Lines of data
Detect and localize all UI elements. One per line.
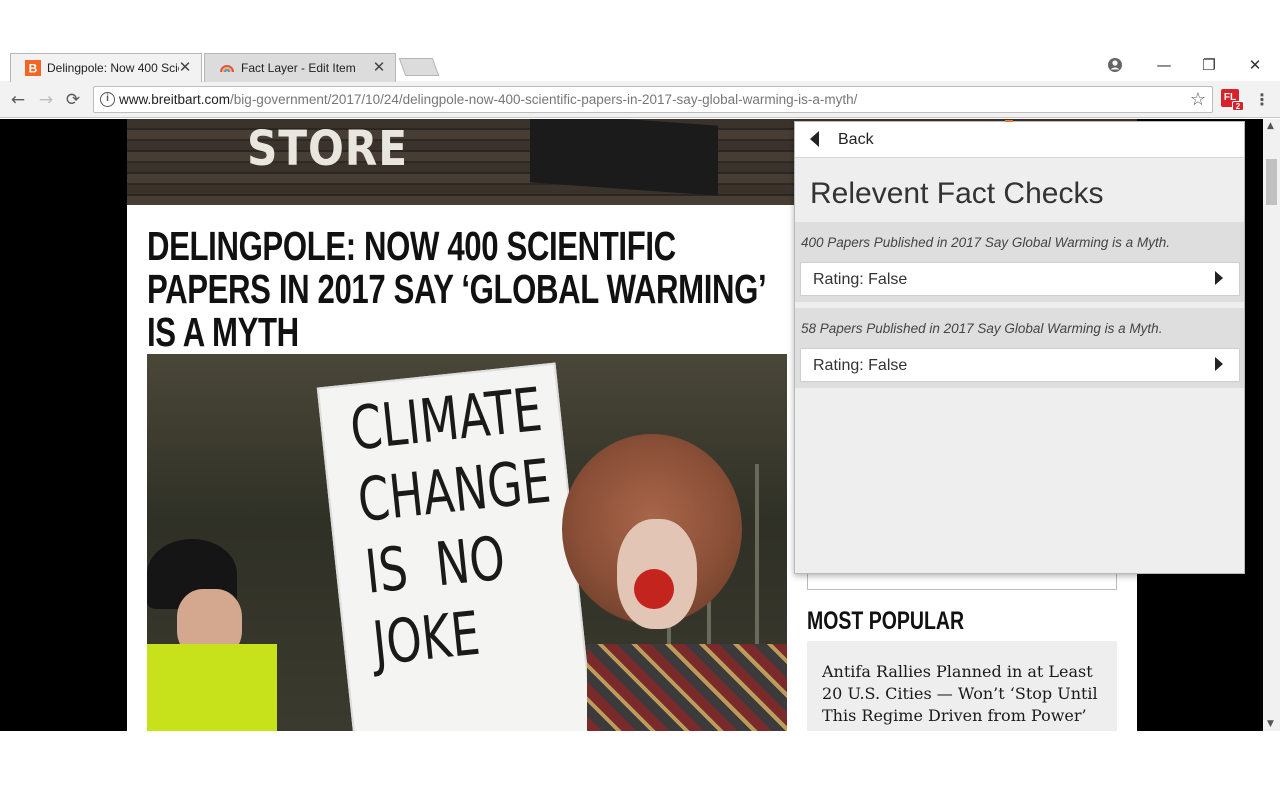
fact-check-popup: Back Relevent Fact Checks 400 Papers Pub…	[794, 120, 1245, 574]
chevron-right-icon	[1215, 357, 1223, 371]
most-popular-item[interactable]: Antifa Rallies Planned in at Least 20 U.…	[807, 641, 1117, 731]
fact-layer-icon	[220, 65, 234, 73]
forward-arrow-icon[interactable]: →	[35, 89, 57, 111]
site-info-icon[interactable]: i	[100, 92, 115, 107]
most-popular-item-title[interactable]: Antifa Rallies Planned in at Least 20 U.…	[822, 661, 1102, 727]
photo-hi-vis-vest	[147, 644, 277, 731]
url-text[interactable]: www.breitbart.com/big-government/2017/10…	[119, 92, 857, 107]
article-photo[interactable]: CLIMATE CHANGE IS NO JOKE	[147, 354, 787, 731]
url-path: /big-government/2017/10/24/delingpole-no…	[230, 92, 858, 107]
tab-fact-layer[interactable]: Fact Layer - Edit Item ✕	[204, 53, 396, 82]
tab-title: Fact Layer - Edit Item	[241, 61, 356, 75]
scrollbar-thumb[interactable]	[1266, 159, 1277, 205]
page-scrollbar[interactable]: ▲ ▼	[1263, 119, 1280, 731]
store-banner-text: STORE	[247, 121, 408, 177]
tab-close-icon[interactable]: ✕	[177, 59, 193, 75]
tab-close-icon[interactable]: ✕	[371, 59, 387, 75]
photo-plaid-shirt	[587, 644, 787, 731]
extension-badge: 2	[1232, 101, 1244, 111]
banner-graphic	[530, 119, 718, 196]
tab-title: Delingpole: Now 400 Scie	[47, 61, 179, 75]
breitbart-b-icon: B	[25, 60, 41, 76]
fact-check-rating-button[interactable]: Rating: False	[800, 262, 1240, 296]
back-caret-icon	[810, 131, 819, 147]
fact-check-item: 58 Papers Published in 2017 Say Global W…	[795, 308, 1244, 388]
article-headline: Delingpole: Now 400 Scientific Papers in…	[147, 223, 765, 355]
rating-label: Rating: False	[813, 357, 908, 374]
fact-check-claim: 58 Papers Published in 2017 Say Global W…	[801, 321, 1163, 336]
fact-check-claim: 400 Papers Published in 2017 Say Global …	[801, 235, 1170, 250]
profile-icon[interactable]	[1104, 55, 1126, 75]
chevron-right-icon	[1215, 271, 1223, 285]
tab-delingpole[interactable]: B Delingpole: Now 400 Scie ✕	[10, 53, 202, 82]
most-popular-heading: Most Popular	[807, 607, 965, 635]
reload-icon[interactable]: ⟳	[62, 89, 84, 111]
browser-toolbar: ← → ⟳ i www.breitbart.com/big-government…	[0, 81, 1280, 118]
back-button[interactable]: Back	[795, 122, 1244, 158]
fact-check-rating-button[interactable]: Rating: False	[800, 348, 1240, 382]
scroll-down-icon[interactable]: ▼	[1267, 719, 1274, 729]
scroll-up-icon[interactable]: ▲	[1267, 121, 1274, 131]
minimize-icon[interactable]: —	[1153, 55, 1175, 75]
restore-icon[interactable]: ❐	[1198, 55, 1220, 75]
photo-sign-text: CLIMATE CHANGE IS NO JOKE	[347, 374, 554, 680]
back-label: Back	[838, 131, 874, 148]
tab-strip: B Delingpole: Now 400 Scie ✕ Fact Layer …	[0, 50, 1280, 82]
fact-check-item: 400 Papers Published in 2017 Say Global …	[795, 222, 1244, 302]
svg-text:B: B	[29, 62, 38, 76]
back-arrow-icon[interactable]: ←	[7, 89, 29, 111]
browser-window: B Delingpole: Now 400 Scie ✕ Fact Layer …	[0, 0, 1280, 800]
photo-clown-nose	[634, 569, 674, 609]
bookmark-star-icon[interactable]: ☆	[1190, 89, 1206, 110]
close-window-icon[interactable]: ✕	[1244, 55, 1266, 75]
browser-menu-icon[interactable]: ⋮	[1254, 89, 1270, 111]
rating-label: Rating: False	[813, 271, 908, 288]
popup-title: Relevent Fact Checks	[810, 177, 1104, 210]
url-host: www.breitbart.com	[119, 92, 231, 107]
new-tab-button[interactable]	[398, 58, 440, 76]
address-bar[interactable]: i www.breitbart.com/big-government/2017/…	[93, 86, 1213, 113]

(GIVEN EXERCISE)
Can you quote the lines of the listing, starting at the line containing "fact-check-popup: Back Relevent" and stopping after the line containing "92, 857, 107]"?

(WRITTEN SOLUTION)
fact-check-popup: Back Relevent Fact Checks 400 Papers Pub…	[794, 120, 1245, 574]
chevron-right-icon	[1215, 357, 1223, 371]
most-popular-item[interactable]: Antifa Rallies Planned in at Least 20 U.…	[807, 641, 1117, 731]
fact-layer-icon	[220, 65, 234, 73]
forward-arrow-icon[interactable]: →	[35, 89, 57, 111]
site-info-icon[interactable]: i	[100, 92, 115, 107]
most-popular-item-title[interactable]: Antifa Rallies Planned in at Least 20 U.…	[822, 661, 1102, 727]
photo-hi-vis-vest	[147, 644, 277, 731]
url-text[interactable]: www.breitbart.com/big-government/2017/10…	[119, 92, 857, 107]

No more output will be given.